Task requirements
Below are the records; collect from them each line containing the string "εκτελέσει".

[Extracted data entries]
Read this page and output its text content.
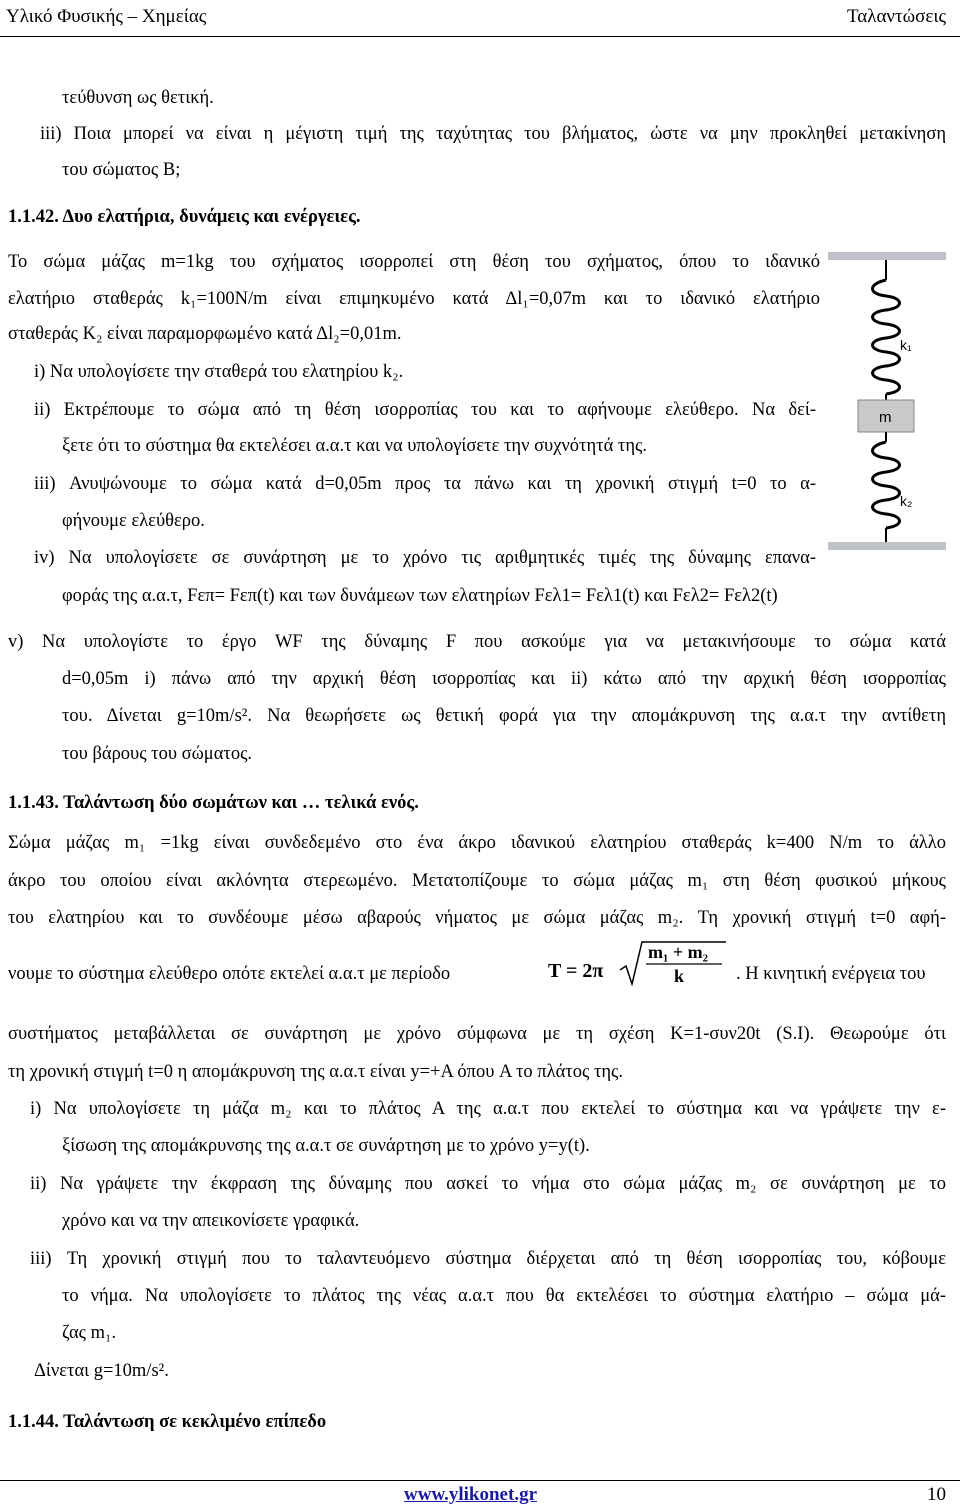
Υλικό Φυσικής – Χημείας	Ταλαντώσεις
τεύθυνση ως θετική.
iii) Ποια μπορεί να είναι η μέγιστη τιμή της ταχύτητας του βλήματος, ώστε να μην προκληθεί μετακίνηση
του σώματος Β;
1.1.42. Δυο ελατήρια, δυνάμεις και ενέργειες.
Το σώμα μάζας m=1kg του σχήματος ισορροπεί στη θέση του σχήματος, όπου το ιδανικό
ελατήριο σταθεράς k₁=100N/m είναι επιμηκυμένο κατά Δl₁=0,07m και το ιδανικό ελατήριο
σταθεράς Κ₂ είναι παραμορφωμένο κατά Δl₂=0,01m.
i) Να υπολογίσετε την σταθερά του ελατηρίου k₂.
ii) Εκτρέπουμε το σώμα από τη θέση ισορροπίας του και το αφήνουμε ελεύθερο. Να δεί-
ξετε ότι το σύστημα θα εκτελέσει α.α.τ και να υπολογίσετε την συχνότητά της.
iii) Ανυψώνουμε το σώμα κατά d=0,05m προς τα πάνω και τη χρονική στιγμή t=0 το α-
φήνουμε ελεύθερο.
iv) Να υπολογίσετε σε συνάρτηση με το χρόνο τις αριθμητικές τιμές της δύναμης επανα-
φοράς της α.α.τ, Fεπ= Fεπ(t) και των δυνάμεων των ελατηρίων Fελ1= Fελ1(t) και Fελ2= Fελ2(t)
v) Να υπολογίστε το έργο WF της δύναμης F που ασκούμε για να μετακινήσουμε το σώμα κατά
d=0,05m i) πάνω από την αρχική θέση ισορροπίας και ii) κάτω από την αρχική θέση ισορροπίας
του. Δίνεται g=10m/s². Να θεωρήσετε ως θετική φορά για την απομάκρυνση της α.α.τ την αντίθετη
του βάρους του σώματος.
k₁
m
k₂
1.1.43. Ταλάντωση δύο σωμάτων και … τελικά ενός.
Σώμα μάζας m₁ =1kg είναι συνδεδεμένο στο ένα άκρο ιδανικού ελατηρίου σταθεράς k=400 N/m το άλλο
άκρο του οποίου είναι ακλόνητα στερεωμένο. Μετατοπίζουμε το σώμα μάζας m₁ στη θέση φυσικού μήκους
του ελατηρίου και το συνδέουμε μέσω αβαρούς νήματος με σώμα μάζας m₂. Τη χρονική στιγμή t=0 αφή-
νουμε το σύστημα ελεύθερο οπότε εκτελεί α.α.τ με περίοδο	T = 2π
m₁ + m₂
k	. Η κινητική ενέργεια του
συστήματος μεταβάλλεται σε συνάρτηση με χρόνο σύμφωνα με τη σχέση K=1-συν20t (S.I). Θεωρούμε ότι
τη χρονική στιγμή t=0 η απομάκρυνση της α.α.τ είναι y=+A όπου A το πλάτος της.
i) Να υπολογίσετε τη μάζα m₂ και το πλάτος Α της α.α.τ που εκτελεί το σύστημα και να γράψετε την ε-
ξίσωση της απομάκρυνσης της α.α.τ σε συνάρτηση με το χρόνο y=y(t).
ii) Να γράψετε την έκφραση της δύναμης που ασκεί το νήμα στο σώμα μάζας m₂ σε συνάρτηση με το
χρόνο και να την απεικονίσετε γραφικά.
iii) Τη χρονική στιγμή που το ταλαντευόμενο σύστημα διέρχεται από τη θέση ισορροπίας του, κόβουμε
το νήμα. Να υπολογίσετε το πλάτος της νέας α.α.τ που θα εκτελέσει το σύστημα ελατήριο – σώμα μά-
ζας m₁.
Δίνεται g=10m/s².
1.1.44. Ταλάντωση σε κεκλιμένο επίπεδο
www.ylikonet.gr	10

Solution to this problem
ξετε ότι το σύστημα θα εκτελέσει α.α.τ και να υπολογίσετε την συχνότητά της.
το νήμα. Να υπολογίσετε το πλάτος της νέας α.α.τ που θα εκτελέσει το σύστημα ελατήριο – σώμα μά-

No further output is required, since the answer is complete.